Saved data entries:
--- START ---
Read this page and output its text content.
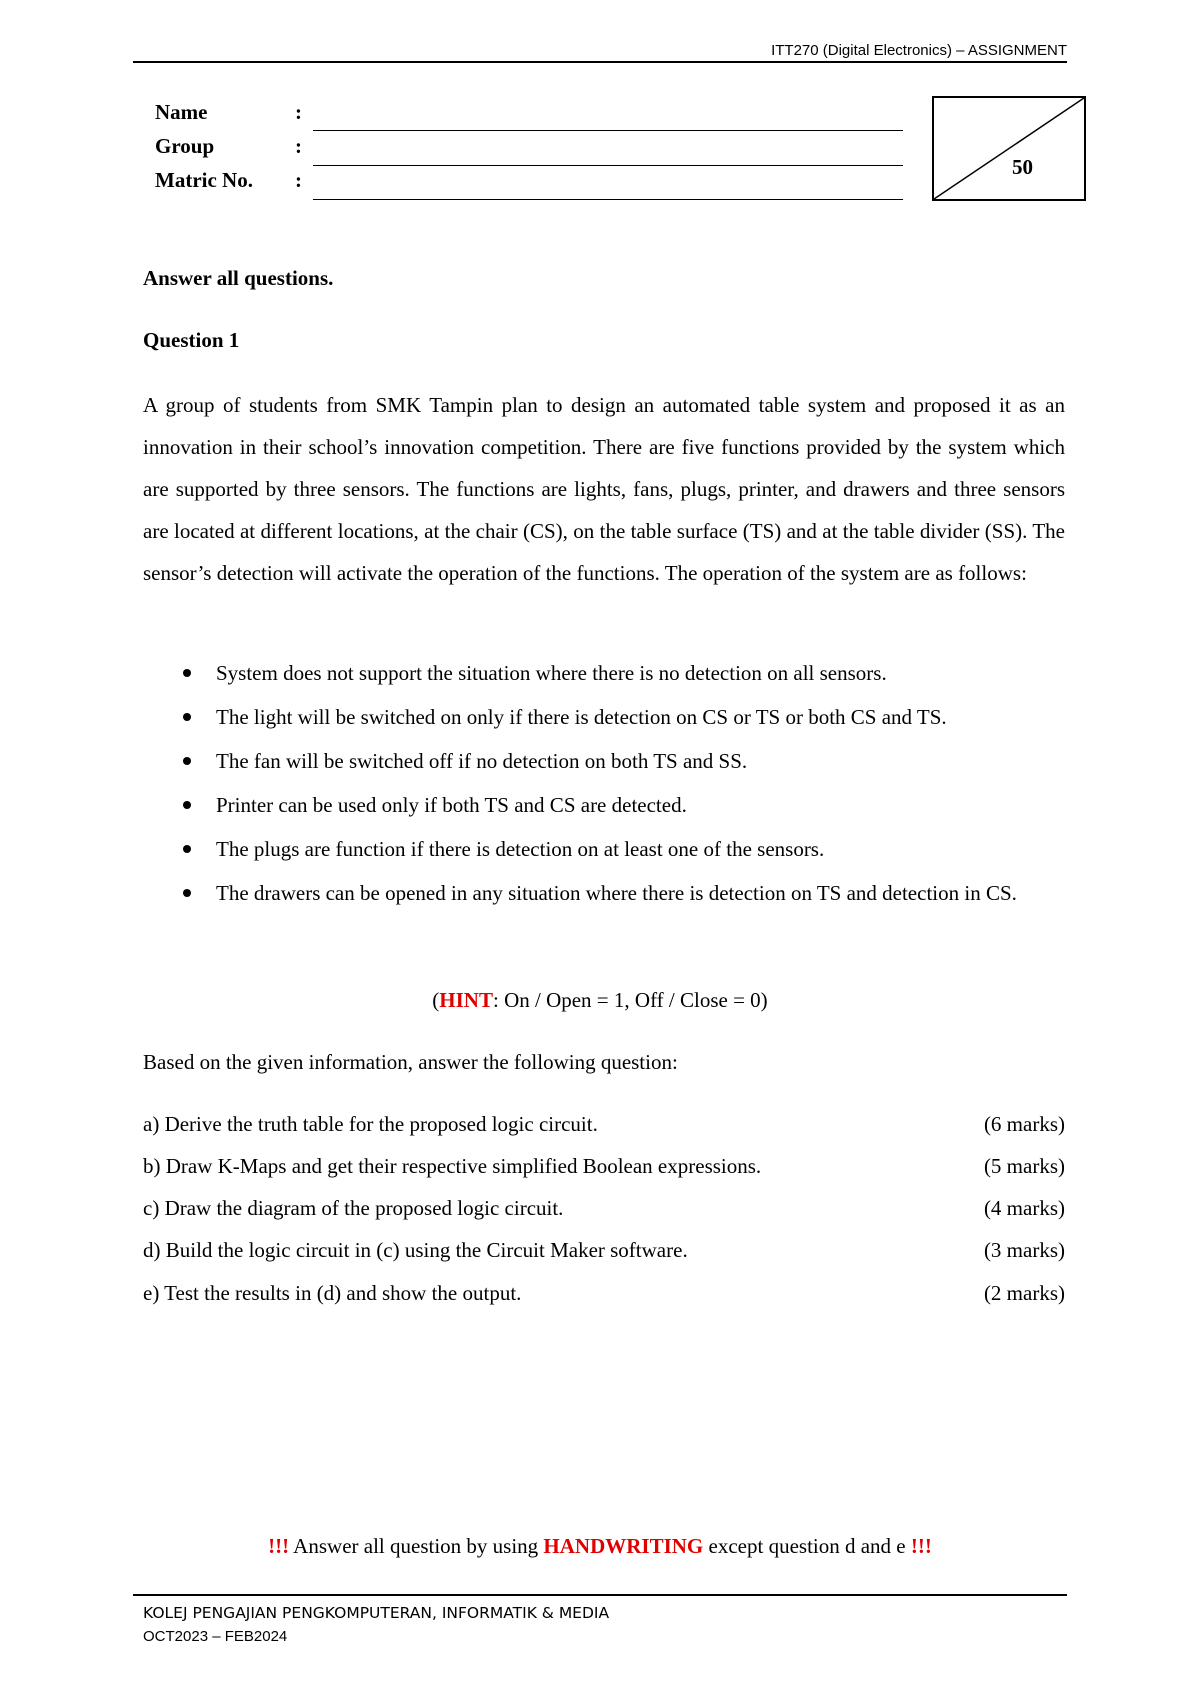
ITT270 (Digital Electronics) – ASSIGNMENT
Name	:
Group	:
Matric No. :
50
Answer all questions.
Question 1
A group of students from SMK Tampin plan to design an automated table system and proposed it as an innovation in their school’s innovation competition. There are five functions provided by the system which are supported by three sensors. The functions are lights, fans, plugs, printer, and drawers and three sensors are located at different locations, at the chair (CS), on the table surface (TS) and at the table divider (SS). The sensor’s detection will activate the operation of the functions. The operation of the system are as follows:
System does not support the situation where there is no detection on all sensors.
The light will be switched on only if there is detection on CS or TS or both CS and TS.
The fan will be switched off if no detection on both TS and SS.
Printer can be used only if both TS and CS are detected.
The plugs are function if there is detection on at least one of the sensors.
The drawers can be opened in any situation where there is detection on TS and detection in CS.
(HINT: On / Open = 1, Off / Close = 0)
Based on the given information, answer the following question:
a) Derive the truth table for the proposed logic circuit.	(6 marks)
b) Draw K-Maps and get their respective simplified Boolean expressions.	(5 marks)
c) Draw the diagram of the proposed logic circuit.	(4 marks)
d) Build the logic circuit in (c) using the Circuit Maker software.	(3 marks)
e) Test the results in (d) and show the output.	(2 marks)
!!! Answer all question by using HANDWRITING except question d and e !!!
KOLEJ PENGAJIAN PENGKOMPUTERAN, INFORMATIK & MEDIA
OCT2023 – FEB2024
--- END ---
*Your goal:* Which lines contain the word "plugs"? Copy each of them.

*Complete answer:*
A group of students from SMK Tampin plan to design an automated table system and proposed it as an innovation in their school’s innovation competition. There are five functions provided by the system which are supported by three sensors. The functions are lights, fans, plugs, printer, and drawers and three sensors are located at different locations, at the chair (CS), on the table surface (TS) and at the table divider (SS). The sensor’s detection will activate the operation of the functions. The operation of the system are as follows:
The plugs are function if there is detection on at least one of the sensors.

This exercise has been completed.